▶ [Given exercise]
Locate each line in the records containing "JSON". Copy it.

☆ ☆ ☆

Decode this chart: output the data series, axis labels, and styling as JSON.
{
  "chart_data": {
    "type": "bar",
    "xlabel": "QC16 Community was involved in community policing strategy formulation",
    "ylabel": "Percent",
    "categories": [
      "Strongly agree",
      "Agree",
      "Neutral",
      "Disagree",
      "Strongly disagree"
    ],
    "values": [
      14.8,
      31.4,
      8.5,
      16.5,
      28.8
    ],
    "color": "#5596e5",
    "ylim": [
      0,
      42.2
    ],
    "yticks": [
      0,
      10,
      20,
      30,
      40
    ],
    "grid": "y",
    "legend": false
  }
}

☆ ☆ ☆

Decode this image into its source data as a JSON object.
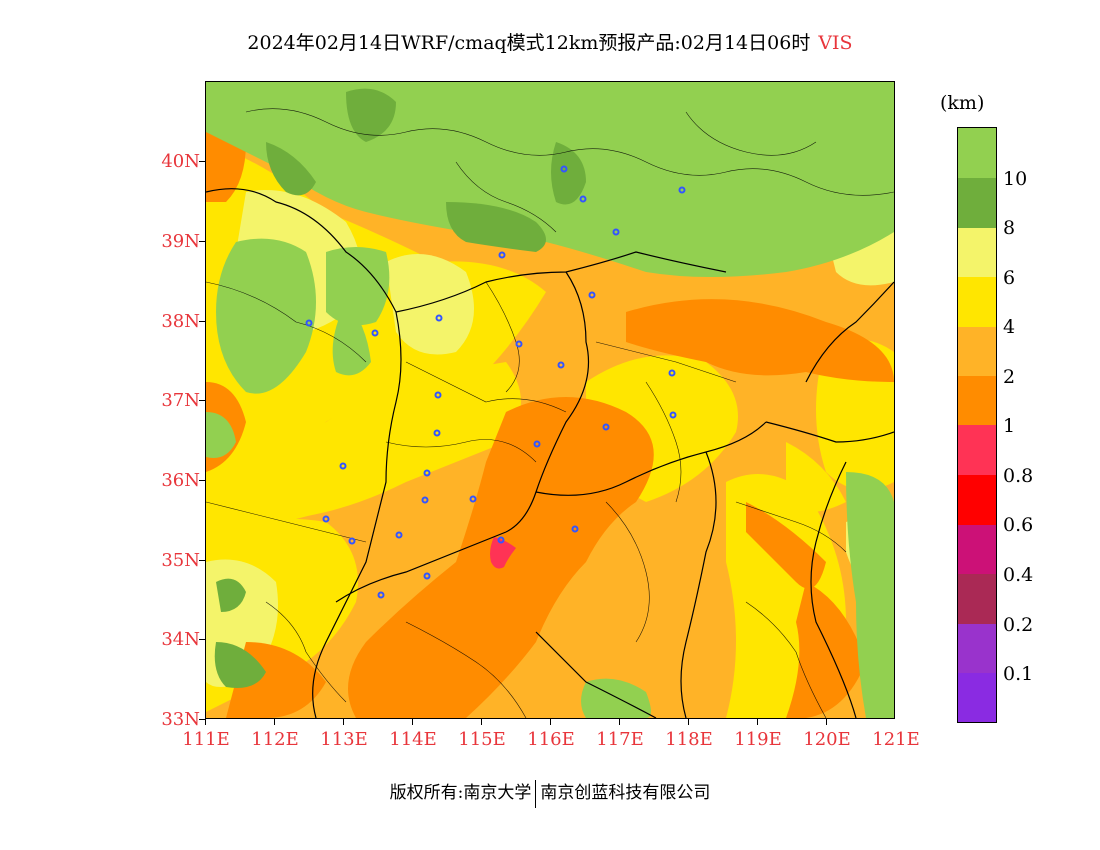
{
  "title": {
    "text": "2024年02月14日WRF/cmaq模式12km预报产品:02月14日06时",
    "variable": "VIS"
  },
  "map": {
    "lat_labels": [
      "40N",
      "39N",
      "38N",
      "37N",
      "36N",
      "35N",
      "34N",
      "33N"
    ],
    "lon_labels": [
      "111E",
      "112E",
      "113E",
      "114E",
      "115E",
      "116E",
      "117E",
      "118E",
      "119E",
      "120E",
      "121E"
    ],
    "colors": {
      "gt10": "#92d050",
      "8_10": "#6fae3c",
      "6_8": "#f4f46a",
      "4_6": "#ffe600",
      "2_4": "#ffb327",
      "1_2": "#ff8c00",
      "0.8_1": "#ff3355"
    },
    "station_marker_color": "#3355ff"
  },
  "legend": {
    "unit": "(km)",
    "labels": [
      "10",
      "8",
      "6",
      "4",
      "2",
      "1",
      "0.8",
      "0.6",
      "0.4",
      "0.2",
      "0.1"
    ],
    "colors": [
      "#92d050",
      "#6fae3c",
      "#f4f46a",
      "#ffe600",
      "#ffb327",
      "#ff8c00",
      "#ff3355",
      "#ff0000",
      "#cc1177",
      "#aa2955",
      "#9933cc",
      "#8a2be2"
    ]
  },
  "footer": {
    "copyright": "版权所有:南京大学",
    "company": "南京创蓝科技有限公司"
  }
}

☆ ☆ ☆

▶ [Answer]
Decode this chart: output the data series, axis labels, and styling as JSON.
Decode this image into its source data as a JSON object.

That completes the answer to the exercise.